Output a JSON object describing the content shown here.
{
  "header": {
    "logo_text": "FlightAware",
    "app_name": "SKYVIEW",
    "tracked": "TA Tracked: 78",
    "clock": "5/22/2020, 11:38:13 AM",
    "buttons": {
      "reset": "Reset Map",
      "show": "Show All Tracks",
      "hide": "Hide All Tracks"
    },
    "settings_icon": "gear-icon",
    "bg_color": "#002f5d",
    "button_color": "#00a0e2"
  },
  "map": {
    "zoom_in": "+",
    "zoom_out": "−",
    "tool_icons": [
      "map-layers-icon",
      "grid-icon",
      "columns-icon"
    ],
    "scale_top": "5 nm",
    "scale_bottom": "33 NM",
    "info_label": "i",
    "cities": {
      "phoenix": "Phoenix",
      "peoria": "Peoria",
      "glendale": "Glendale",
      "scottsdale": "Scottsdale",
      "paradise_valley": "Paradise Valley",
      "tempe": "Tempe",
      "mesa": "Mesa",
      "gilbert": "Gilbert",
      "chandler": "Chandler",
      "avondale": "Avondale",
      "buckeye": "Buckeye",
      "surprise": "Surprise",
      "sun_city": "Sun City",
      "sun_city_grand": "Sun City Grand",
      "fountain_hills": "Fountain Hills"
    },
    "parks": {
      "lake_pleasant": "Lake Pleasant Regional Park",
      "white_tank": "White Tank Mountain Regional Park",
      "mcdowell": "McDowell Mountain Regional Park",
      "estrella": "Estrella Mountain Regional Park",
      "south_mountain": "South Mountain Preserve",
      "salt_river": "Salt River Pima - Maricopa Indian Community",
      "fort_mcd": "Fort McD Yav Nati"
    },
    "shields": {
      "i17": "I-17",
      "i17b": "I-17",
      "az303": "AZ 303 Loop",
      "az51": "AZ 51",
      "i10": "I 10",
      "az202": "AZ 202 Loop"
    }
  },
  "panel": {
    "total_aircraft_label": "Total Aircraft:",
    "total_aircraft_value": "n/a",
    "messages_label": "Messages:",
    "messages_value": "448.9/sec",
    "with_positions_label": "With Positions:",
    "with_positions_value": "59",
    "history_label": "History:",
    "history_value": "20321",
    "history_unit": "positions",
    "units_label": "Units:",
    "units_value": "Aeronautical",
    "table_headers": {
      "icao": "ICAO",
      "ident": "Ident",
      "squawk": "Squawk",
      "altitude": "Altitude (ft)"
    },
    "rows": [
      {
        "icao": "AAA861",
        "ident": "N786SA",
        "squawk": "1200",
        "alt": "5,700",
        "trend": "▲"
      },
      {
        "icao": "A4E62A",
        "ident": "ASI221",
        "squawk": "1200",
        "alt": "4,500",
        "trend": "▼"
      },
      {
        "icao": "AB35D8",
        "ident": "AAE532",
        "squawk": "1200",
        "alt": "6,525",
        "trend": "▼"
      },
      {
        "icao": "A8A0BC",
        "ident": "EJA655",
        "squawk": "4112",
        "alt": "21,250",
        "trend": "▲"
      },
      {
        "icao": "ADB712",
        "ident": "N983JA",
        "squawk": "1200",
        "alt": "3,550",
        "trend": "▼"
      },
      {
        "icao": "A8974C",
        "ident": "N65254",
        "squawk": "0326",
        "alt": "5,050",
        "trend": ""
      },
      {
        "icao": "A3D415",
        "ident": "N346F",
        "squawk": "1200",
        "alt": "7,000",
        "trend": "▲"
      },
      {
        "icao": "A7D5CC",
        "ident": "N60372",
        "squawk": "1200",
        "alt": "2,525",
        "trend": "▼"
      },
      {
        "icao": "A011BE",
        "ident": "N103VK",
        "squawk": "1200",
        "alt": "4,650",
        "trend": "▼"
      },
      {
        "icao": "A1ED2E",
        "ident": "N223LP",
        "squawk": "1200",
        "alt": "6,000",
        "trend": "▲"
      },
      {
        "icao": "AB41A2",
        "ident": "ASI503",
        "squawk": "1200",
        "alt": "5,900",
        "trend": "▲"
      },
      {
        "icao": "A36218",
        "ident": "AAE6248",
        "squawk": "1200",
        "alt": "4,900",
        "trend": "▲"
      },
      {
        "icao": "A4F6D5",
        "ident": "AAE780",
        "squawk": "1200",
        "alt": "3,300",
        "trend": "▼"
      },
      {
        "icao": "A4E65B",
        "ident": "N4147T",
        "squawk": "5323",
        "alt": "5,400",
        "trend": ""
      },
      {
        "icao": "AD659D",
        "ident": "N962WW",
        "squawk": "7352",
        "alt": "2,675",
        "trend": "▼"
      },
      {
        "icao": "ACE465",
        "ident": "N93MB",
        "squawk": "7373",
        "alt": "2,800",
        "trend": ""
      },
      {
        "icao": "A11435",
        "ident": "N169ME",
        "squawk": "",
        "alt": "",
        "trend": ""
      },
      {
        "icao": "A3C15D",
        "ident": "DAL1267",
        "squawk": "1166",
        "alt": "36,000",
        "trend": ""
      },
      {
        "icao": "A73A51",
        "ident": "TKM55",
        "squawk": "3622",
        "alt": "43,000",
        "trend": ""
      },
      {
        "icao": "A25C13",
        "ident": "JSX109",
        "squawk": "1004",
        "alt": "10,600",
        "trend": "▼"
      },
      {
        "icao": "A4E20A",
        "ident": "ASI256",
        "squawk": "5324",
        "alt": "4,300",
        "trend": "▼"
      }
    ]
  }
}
━━━━━━━━━━━━━━━━━━━━━━━━━━━━━━
- [Your instructions]:
Tally the lines of the data that contain the string "City" and report the total alone.

- [Finished exercise]:
2